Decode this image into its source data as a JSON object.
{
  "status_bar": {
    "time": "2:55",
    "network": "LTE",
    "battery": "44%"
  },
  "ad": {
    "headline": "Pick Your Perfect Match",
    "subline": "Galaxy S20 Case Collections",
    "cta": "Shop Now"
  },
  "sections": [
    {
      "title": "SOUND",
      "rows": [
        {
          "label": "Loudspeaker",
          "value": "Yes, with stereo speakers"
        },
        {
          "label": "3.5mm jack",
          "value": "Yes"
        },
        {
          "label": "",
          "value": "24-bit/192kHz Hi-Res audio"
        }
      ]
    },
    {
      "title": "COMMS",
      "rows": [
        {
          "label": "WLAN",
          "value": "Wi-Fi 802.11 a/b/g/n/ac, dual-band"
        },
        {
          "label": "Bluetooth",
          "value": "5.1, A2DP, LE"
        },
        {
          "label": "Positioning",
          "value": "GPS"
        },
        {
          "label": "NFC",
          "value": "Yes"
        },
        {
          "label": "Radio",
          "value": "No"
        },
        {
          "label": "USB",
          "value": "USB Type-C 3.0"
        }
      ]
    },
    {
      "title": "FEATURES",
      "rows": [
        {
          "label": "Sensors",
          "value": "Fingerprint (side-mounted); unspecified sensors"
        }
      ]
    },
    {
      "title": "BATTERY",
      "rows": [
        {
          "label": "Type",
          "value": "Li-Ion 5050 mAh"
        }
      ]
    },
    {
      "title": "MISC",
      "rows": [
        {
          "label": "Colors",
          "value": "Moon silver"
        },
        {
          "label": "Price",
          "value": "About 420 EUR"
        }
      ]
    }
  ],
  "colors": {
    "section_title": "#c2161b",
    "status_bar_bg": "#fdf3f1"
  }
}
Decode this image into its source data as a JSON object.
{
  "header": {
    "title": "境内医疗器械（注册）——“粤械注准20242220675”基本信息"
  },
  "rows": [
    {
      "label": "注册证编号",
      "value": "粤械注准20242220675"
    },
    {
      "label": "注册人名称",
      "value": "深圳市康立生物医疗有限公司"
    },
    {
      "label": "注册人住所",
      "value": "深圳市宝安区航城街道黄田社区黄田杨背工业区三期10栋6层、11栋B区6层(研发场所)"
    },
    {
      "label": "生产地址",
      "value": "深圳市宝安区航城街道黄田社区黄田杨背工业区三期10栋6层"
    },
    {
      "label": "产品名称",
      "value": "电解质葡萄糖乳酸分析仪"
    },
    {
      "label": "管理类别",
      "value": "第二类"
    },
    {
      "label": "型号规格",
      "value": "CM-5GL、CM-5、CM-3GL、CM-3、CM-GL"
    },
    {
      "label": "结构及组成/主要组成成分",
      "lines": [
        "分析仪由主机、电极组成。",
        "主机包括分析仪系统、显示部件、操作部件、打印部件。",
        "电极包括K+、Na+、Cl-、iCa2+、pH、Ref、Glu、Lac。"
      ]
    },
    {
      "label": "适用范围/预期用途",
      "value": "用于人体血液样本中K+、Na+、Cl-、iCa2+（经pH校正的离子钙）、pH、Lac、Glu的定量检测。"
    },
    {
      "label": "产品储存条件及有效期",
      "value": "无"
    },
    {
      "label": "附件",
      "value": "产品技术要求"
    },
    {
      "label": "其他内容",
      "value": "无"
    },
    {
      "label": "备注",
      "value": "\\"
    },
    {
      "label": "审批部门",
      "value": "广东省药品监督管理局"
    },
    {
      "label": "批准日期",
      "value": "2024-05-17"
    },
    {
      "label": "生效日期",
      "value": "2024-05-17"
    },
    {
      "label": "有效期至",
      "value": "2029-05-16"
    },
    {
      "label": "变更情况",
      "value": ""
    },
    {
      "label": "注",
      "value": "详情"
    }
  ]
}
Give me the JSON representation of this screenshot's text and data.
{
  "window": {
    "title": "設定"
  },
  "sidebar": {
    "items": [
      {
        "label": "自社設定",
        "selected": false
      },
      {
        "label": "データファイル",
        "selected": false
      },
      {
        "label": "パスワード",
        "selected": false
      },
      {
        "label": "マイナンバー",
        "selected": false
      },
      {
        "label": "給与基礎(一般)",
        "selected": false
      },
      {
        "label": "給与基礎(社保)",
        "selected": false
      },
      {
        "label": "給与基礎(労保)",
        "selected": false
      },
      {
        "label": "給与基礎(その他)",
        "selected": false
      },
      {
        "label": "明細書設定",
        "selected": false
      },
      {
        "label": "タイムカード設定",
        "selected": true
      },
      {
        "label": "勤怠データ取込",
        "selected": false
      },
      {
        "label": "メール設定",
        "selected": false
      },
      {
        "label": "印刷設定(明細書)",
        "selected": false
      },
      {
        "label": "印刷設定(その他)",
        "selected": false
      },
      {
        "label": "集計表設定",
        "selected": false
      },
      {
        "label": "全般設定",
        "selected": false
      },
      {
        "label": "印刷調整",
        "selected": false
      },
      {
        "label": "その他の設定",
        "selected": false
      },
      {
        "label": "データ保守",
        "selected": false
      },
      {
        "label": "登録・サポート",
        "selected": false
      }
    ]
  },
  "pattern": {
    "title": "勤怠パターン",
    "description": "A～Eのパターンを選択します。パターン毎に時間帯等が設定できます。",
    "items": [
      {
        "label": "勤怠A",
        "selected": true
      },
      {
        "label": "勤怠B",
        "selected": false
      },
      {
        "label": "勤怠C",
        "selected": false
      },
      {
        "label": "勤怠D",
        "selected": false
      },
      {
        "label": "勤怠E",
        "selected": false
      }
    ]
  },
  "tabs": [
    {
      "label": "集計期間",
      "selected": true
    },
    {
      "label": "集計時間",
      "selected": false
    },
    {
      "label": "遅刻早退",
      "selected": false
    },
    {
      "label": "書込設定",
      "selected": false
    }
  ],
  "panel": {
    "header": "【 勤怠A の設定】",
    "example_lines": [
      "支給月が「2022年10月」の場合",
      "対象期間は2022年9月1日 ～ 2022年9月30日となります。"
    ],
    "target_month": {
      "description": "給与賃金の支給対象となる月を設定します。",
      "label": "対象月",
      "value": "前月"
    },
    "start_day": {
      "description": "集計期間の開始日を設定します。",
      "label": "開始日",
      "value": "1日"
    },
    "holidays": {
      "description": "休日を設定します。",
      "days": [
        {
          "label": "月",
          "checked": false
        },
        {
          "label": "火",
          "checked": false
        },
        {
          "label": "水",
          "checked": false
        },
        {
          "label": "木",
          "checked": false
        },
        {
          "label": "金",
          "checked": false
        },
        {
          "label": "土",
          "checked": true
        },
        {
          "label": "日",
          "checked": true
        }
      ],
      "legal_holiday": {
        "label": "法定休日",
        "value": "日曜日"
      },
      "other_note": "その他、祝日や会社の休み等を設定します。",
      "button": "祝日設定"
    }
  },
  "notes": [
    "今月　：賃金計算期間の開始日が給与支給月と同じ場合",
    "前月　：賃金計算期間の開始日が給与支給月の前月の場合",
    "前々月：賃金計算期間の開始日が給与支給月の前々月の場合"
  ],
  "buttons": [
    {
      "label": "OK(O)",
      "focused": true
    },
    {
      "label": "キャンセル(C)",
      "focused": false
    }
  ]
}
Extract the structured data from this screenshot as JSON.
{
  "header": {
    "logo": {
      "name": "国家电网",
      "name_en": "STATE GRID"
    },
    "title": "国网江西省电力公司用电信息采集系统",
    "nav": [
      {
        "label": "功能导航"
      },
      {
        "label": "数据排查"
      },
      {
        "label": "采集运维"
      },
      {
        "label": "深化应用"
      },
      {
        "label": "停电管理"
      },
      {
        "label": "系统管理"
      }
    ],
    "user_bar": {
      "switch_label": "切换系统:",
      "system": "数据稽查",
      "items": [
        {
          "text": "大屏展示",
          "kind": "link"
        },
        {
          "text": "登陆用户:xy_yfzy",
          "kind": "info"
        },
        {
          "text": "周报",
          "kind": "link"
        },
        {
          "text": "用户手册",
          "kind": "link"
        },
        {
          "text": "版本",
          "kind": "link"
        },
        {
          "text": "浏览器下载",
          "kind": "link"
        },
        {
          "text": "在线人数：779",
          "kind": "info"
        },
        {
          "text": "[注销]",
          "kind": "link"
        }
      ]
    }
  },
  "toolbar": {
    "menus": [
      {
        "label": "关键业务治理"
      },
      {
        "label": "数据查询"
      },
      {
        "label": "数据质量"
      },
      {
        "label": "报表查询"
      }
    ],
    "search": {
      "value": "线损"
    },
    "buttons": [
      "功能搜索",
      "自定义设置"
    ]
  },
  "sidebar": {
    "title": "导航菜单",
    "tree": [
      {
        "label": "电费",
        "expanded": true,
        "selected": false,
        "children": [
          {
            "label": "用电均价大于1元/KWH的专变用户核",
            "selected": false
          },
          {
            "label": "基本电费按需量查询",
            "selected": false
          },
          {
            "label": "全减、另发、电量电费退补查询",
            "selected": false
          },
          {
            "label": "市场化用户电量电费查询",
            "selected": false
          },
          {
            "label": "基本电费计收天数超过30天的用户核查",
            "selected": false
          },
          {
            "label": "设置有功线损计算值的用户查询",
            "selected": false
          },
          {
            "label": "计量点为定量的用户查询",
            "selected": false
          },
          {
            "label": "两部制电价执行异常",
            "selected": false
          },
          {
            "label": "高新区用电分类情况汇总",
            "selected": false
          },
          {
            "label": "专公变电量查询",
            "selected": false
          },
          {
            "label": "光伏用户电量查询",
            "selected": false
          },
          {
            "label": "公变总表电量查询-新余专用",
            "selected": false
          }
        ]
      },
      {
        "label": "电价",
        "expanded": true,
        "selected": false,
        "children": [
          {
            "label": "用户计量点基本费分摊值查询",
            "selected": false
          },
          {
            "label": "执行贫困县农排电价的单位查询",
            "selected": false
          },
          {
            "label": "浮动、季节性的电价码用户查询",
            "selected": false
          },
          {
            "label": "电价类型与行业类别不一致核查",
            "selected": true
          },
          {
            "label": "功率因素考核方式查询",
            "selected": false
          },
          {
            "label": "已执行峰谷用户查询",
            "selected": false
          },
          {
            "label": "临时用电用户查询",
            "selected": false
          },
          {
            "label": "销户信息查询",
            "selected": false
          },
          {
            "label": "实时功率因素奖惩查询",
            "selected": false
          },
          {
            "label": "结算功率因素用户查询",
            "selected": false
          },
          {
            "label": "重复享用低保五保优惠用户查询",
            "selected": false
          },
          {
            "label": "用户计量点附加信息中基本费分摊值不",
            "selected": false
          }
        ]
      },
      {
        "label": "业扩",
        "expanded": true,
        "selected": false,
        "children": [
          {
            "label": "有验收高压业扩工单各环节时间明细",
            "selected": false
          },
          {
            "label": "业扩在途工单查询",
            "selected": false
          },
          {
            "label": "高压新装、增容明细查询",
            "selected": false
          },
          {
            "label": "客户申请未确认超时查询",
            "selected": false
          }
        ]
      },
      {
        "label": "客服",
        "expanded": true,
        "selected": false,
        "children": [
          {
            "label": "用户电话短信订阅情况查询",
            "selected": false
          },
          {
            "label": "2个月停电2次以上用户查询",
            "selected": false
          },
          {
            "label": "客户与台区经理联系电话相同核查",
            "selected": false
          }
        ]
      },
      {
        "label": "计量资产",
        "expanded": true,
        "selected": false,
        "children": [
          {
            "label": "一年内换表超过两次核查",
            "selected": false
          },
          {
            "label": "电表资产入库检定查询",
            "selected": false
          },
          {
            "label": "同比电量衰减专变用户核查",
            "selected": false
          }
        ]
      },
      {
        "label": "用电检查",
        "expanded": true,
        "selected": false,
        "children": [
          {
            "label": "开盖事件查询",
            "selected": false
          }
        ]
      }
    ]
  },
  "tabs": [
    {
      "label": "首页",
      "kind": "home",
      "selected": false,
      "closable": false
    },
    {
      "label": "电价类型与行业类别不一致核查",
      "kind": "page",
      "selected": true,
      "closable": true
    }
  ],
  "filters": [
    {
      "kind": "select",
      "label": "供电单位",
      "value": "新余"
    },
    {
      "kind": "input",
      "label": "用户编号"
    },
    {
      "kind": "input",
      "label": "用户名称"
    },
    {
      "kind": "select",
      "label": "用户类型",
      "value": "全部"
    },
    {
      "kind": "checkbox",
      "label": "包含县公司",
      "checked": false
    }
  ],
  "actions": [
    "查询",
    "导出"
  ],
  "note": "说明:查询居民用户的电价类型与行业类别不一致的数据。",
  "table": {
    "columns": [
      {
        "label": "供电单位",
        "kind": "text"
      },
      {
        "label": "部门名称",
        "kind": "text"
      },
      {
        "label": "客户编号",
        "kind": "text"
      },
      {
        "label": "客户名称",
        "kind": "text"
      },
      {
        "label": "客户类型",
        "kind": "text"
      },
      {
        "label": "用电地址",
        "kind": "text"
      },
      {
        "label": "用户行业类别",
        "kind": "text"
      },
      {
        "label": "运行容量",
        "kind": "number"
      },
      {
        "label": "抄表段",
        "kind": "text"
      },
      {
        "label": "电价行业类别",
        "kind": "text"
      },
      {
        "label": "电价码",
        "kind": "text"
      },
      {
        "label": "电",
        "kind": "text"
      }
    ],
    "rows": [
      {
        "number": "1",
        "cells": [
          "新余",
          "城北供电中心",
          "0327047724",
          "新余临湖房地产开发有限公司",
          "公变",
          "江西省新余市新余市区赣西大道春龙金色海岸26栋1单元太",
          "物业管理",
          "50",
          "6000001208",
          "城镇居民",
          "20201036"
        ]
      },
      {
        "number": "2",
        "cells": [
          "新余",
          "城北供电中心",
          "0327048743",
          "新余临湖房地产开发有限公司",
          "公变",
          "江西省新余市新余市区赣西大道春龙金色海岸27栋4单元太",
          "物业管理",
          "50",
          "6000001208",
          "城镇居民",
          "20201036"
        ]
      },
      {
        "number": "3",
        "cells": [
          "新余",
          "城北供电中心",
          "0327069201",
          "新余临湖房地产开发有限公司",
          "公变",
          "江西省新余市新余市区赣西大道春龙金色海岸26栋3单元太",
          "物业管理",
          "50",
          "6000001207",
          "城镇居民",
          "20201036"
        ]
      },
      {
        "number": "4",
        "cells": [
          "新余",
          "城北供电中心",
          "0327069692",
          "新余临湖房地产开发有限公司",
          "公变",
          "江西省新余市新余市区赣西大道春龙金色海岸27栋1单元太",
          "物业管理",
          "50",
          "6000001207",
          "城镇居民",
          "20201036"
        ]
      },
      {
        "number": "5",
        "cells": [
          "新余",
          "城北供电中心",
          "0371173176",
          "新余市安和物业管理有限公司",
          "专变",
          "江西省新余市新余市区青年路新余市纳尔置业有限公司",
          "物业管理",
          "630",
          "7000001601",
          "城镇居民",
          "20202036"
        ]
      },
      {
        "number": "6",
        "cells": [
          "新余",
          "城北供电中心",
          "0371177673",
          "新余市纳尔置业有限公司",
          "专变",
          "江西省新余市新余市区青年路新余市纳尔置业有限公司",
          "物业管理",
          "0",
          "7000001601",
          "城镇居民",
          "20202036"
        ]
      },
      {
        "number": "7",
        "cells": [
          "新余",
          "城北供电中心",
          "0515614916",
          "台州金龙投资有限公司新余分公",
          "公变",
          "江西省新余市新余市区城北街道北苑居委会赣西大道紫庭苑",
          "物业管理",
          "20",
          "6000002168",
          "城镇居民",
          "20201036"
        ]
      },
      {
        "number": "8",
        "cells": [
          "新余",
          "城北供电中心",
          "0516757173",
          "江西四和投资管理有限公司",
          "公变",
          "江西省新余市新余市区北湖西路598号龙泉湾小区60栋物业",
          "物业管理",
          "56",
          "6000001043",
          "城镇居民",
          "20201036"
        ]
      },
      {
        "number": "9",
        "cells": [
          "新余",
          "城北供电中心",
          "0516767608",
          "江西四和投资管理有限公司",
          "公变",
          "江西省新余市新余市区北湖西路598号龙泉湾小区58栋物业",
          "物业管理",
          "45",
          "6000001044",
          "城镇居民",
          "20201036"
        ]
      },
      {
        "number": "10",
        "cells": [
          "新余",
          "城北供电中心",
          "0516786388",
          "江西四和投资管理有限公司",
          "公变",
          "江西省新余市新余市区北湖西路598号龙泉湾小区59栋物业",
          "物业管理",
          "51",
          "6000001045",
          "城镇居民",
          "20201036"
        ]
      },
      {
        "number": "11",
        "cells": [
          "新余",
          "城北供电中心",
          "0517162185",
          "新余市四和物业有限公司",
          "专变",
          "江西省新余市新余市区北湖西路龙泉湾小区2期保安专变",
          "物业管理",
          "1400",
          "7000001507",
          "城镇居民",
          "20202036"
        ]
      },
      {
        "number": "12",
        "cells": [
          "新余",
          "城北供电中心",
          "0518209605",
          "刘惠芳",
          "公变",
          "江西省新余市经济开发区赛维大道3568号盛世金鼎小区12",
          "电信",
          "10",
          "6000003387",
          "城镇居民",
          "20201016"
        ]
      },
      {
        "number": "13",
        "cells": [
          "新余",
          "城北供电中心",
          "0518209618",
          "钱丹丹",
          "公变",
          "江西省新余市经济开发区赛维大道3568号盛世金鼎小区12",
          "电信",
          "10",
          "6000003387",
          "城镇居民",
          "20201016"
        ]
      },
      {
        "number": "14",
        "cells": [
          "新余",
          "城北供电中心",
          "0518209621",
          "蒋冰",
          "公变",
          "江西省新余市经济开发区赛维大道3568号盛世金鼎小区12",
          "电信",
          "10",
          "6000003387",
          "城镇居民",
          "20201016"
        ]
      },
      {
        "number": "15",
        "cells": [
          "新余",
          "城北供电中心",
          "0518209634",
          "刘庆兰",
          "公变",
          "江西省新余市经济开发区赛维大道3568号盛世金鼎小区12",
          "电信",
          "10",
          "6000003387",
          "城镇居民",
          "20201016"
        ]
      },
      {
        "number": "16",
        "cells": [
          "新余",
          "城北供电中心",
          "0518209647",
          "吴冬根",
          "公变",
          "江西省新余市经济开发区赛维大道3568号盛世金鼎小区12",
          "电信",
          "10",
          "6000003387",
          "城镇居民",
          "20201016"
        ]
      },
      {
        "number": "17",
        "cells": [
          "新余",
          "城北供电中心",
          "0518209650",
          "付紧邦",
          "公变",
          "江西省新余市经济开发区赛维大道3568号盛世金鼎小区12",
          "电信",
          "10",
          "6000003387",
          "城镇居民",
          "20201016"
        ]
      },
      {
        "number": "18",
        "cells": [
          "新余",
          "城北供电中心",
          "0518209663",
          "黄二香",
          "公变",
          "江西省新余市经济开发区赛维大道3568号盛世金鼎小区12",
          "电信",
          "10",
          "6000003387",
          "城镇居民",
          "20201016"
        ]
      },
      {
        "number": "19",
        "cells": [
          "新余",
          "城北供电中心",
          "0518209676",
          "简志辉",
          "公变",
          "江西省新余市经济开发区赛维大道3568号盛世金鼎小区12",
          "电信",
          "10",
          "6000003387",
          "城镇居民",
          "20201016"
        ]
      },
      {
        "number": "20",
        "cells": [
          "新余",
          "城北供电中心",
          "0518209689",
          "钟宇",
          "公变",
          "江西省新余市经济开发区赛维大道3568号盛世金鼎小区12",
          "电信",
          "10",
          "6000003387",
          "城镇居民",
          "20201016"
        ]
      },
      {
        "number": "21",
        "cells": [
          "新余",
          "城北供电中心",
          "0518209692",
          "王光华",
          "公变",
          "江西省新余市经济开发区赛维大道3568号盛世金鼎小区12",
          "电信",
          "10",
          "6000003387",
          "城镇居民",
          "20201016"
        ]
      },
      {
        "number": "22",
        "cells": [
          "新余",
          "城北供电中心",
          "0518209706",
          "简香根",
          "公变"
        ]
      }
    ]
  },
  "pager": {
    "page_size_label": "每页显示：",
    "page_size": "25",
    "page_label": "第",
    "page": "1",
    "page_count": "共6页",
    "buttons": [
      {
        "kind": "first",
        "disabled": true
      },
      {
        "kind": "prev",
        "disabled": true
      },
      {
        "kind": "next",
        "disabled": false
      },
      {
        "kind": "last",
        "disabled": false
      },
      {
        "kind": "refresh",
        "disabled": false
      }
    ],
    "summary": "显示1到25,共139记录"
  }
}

» Problem statement:
Copy every line in the records above that contains the word "screenshot".

» Solution for this task:
Give me the JSON representation of this screenshot's text and data.
Extract the structured data from this screenshot as JSON.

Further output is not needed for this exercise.